EXERCISE GOAL:
Send back the entries below exactly as they appear.

INFORMATION PROVIDED:

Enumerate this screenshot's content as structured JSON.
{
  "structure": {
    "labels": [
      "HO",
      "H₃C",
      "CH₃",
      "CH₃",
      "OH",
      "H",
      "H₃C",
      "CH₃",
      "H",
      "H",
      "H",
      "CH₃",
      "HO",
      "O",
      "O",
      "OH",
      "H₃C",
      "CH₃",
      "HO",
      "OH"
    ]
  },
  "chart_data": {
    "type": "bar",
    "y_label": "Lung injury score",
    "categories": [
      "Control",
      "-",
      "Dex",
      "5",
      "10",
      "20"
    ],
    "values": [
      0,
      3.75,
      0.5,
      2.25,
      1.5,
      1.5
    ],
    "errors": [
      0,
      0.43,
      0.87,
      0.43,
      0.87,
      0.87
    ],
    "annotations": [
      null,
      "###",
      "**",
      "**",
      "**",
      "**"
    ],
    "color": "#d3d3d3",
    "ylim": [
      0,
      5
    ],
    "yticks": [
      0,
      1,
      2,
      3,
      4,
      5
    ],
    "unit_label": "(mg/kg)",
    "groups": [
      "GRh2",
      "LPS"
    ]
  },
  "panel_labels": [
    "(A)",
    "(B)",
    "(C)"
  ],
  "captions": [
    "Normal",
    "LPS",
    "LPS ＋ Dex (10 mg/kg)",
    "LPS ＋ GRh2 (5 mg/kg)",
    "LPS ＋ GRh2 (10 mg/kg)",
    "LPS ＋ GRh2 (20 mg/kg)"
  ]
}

EXERCISE SOLUTION:
Enumerate this screenshot's content as structured JSON.
{
  "structure": {
    "labels": [
      "HO",
      "H₃C",
      "CH₃",
      "CH₃",
      "OH",
      "H",
      "H₃C",
      "CH₃",
      "H",
      "H",
      "H",
      "CH₃",
      "HO",
      "O",
      "O",
      "OH",
      "H₃C",
      "CH₃",
      "HO",
      "OH"
    ]
  },
  "chart_data": {
    "type": "bar",
    "y_label": "Lung injury score",
    "categories": [
      "Control",
      "-",
      "Dex",
      "5",
      "10",
      "20"
    ],
    "values": [
      0,
      3.75,
      0.5,
      2.25,
      1.5,
      1.5
    ],
    "errors": [
      0,
      0.43,
      0.87,
      0.43,
      0.87,
      0.87
    ],
    "annotations": [
      null,
      "###",
      "**",
      "**",
      "**",
      "**"
    ],
    "color": "#d3d3d3",
    "ylim": [
      0,
      5
    ],
    "yticks": [
      0,
      1,
      2,
      3,
      4,
      5
    ],
    "unit_label": "(mg/kg)",
    "groups": [
      "GRh2",
      "LPS"
    ]
  },
  "panel_labels": [
    "(A)",
    "(B)",
    "(C)"
  ],
  "captions": [
    "Normal",
    "LPS",
    "LPS ＋ Dex (10 mg/kg)",
    "LPS ＋ GRh2 (5 mg/kg)",
    "LPS ＋ GRh2 (10 mg/kg)",
    "LPS ＋ GRh2 (20 mg/kg)"
  ]
}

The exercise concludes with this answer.